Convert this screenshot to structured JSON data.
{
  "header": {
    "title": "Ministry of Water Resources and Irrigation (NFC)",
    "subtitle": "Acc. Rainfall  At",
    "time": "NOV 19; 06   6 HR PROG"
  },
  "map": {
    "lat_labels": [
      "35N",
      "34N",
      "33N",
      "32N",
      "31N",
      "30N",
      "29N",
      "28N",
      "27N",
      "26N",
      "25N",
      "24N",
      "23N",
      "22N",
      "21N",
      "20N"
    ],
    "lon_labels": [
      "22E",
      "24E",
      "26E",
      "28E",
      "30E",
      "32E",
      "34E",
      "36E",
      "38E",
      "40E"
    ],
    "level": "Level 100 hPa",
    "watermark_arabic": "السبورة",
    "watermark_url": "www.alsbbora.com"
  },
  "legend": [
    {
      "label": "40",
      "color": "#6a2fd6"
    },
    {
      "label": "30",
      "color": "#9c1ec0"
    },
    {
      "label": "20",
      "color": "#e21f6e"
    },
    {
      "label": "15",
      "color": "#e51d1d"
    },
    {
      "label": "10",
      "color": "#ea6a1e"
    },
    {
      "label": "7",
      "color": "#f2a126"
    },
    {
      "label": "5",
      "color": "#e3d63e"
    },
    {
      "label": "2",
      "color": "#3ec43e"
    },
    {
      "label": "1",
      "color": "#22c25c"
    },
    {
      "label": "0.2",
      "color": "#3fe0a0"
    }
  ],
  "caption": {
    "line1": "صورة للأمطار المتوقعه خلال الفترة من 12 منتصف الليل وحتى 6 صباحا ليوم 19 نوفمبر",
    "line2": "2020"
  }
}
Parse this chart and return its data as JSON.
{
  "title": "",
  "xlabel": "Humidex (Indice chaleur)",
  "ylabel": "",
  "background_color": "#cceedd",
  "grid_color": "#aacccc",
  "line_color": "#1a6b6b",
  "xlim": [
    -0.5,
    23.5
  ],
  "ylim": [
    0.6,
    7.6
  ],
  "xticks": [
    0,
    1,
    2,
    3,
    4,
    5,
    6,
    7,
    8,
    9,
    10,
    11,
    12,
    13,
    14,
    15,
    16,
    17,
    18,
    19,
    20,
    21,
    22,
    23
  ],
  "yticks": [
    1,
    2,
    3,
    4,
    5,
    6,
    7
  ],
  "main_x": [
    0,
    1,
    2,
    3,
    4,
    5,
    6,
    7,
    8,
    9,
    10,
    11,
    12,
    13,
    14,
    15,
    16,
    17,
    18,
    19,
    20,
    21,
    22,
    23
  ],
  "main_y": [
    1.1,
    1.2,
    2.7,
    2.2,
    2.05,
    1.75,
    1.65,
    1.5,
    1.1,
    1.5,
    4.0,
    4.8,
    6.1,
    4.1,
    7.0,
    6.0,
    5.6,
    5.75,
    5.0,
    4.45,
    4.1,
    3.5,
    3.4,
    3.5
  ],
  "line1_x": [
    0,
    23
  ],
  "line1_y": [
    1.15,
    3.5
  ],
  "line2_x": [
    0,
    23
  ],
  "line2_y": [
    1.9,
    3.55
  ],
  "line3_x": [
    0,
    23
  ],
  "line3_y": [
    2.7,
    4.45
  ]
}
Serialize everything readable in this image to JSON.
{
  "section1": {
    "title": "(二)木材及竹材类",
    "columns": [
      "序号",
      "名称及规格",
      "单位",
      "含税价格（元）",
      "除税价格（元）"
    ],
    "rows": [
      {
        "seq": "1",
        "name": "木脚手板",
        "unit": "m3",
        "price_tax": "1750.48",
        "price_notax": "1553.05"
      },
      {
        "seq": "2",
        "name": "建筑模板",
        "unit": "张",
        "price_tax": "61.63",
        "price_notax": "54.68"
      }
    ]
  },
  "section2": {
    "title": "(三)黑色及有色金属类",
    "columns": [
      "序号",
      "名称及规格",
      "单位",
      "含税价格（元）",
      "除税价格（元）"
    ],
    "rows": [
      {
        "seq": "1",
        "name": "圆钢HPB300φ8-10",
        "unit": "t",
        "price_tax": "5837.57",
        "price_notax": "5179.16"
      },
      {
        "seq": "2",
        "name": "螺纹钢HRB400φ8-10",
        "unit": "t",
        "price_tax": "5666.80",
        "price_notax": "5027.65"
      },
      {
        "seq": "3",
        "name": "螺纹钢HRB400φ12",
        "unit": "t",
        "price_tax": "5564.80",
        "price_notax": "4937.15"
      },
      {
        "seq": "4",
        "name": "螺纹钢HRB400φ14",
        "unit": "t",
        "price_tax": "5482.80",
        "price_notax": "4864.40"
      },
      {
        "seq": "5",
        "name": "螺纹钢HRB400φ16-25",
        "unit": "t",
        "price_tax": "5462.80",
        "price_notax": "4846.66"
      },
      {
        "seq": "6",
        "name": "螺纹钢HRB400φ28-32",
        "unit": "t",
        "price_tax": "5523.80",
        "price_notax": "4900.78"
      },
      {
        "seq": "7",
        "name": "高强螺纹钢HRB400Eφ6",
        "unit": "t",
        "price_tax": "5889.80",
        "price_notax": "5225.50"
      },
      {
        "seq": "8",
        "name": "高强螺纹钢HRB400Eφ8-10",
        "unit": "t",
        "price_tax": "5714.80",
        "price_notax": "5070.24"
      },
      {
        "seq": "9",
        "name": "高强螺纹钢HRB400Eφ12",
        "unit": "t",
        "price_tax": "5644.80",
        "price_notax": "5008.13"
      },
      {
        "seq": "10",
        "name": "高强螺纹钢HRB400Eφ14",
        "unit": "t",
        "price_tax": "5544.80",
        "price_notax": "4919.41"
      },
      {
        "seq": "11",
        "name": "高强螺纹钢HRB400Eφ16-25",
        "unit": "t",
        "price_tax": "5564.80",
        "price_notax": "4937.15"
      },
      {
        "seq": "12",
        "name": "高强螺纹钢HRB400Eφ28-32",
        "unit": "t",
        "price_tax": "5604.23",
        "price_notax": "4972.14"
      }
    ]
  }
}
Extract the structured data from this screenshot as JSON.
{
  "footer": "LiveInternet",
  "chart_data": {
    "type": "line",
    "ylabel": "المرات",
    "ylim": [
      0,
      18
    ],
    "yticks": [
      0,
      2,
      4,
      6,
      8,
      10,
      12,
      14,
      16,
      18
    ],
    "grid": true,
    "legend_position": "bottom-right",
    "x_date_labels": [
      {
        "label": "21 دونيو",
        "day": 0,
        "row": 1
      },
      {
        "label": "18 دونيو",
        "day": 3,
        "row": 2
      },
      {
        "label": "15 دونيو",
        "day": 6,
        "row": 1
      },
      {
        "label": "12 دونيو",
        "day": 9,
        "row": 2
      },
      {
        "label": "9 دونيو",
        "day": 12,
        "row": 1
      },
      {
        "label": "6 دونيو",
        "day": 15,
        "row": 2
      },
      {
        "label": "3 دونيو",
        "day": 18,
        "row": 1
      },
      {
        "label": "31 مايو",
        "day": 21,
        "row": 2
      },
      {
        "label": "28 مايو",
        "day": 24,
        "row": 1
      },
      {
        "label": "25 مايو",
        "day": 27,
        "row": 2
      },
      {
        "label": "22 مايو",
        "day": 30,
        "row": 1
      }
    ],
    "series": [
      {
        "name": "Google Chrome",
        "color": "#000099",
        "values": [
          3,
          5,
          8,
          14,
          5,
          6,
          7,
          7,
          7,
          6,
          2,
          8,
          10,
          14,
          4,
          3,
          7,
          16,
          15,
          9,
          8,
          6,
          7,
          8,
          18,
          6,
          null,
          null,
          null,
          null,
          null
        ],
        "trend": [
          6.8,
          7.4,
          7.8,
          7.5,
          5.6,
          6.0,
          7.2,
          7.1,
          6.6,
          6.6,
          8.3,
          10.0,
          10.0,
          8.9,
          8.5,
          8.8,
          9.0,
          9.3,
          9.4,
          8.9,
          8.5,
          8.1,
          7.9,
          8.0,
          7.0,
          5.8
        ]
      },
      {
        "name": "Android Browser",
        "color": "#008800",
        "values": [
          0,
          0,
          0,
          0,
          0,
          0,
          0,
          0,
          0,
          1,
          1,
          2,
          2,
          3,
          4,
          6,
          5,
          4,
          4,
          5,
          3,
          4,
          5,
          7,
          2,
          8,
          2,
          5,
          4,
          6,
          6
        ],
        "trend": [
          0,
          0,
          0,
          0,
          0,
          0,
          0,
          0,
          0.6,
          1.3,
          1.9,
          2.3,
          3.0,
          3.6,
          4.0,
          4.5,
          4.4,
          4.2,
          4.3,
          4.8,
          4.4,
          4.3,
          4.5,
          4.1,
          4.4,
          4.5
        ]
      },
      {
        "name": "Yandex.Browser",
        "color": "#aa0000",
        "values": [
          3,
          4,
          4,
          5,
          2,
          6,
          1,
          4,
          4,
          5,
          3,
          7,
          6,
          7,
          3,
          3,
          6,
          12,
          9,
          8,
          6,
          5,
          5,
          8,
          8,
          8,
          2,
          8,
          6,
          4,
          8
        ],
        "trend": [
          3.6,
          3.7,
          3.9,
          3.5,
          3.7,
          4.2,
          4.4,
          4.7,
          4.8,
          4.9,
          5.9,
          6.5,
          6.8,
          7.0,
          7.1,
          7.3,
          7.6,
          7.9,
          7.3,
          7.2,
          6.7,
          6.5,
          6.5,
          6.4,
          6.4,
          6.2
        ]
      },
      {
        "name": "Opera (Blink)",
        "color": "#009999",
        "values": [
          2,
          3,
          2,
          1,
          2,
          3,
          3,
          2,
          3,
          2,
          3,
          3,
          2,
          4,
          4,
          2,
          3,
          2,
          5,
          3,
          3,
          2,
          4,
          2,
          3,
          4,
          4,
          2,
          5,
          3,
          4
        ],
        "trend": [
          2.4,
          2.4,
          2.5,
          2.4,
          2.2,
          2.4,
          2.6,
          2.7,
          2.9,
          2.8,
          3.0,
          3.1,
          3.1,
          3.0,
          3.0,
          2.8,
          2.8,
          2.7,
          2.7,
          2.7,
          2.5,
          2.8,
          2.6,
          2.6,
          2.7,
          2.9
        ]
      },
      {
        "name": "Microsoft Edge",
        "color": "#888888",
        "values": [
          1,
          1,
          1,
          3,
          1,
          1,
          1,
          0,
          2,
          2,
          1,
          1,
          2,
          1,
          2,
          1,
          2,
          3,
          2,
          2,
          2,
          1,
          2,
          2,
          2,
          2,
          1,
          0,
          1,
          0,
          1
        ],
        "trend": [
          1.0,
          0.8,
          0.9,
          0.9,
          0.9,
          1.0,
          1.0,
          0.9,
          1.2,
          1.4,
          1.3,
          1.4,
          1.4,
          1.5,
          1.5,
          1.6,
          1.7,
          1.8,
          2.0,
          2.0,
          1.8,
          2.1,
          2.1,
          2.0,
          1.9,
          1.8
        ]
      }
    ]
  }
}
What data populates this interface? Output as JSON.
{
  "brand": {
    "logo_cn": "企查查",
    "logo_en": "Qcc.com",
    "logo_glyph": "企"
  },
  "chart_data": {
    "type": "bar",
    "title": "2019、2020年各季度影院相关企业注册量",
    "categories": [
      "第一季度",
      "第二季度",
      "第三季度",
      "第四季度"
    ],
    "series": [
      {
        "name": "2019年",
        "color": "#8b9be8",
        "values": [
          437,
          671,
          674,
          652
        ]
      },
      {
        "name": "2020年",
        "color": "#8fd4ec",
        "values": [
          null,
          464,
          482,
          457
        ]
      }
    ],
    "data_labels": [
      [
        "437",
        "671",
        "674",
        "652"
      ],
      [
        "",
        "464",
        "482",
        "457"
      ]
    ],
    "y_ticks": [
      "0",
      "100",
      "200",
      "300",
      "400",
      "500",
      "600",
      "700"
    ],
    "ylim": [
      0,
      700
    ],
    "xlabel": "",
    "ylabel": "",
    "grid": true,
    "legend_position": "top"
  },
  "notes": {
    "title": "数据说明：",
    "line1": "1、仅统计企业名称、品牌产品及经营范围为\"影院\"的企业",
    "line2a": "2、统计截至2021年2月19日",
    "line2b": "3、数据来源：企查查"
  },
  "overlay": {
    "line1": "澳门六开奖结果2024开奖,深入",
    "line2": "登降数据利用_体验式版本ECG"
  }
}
-- -- --
> [Work to complete]:
Pull every line containing the word "دونيو" out of the entries above.

> [The answer]:
        "label": "21 دونيو",
        "label": "18 دونيو",
        "label": "15 دونيو",
        "label": "12 دونيو",
        "label": "9 دونيو",
        "label": "6 دونيو",
        "label": "3 دونيو",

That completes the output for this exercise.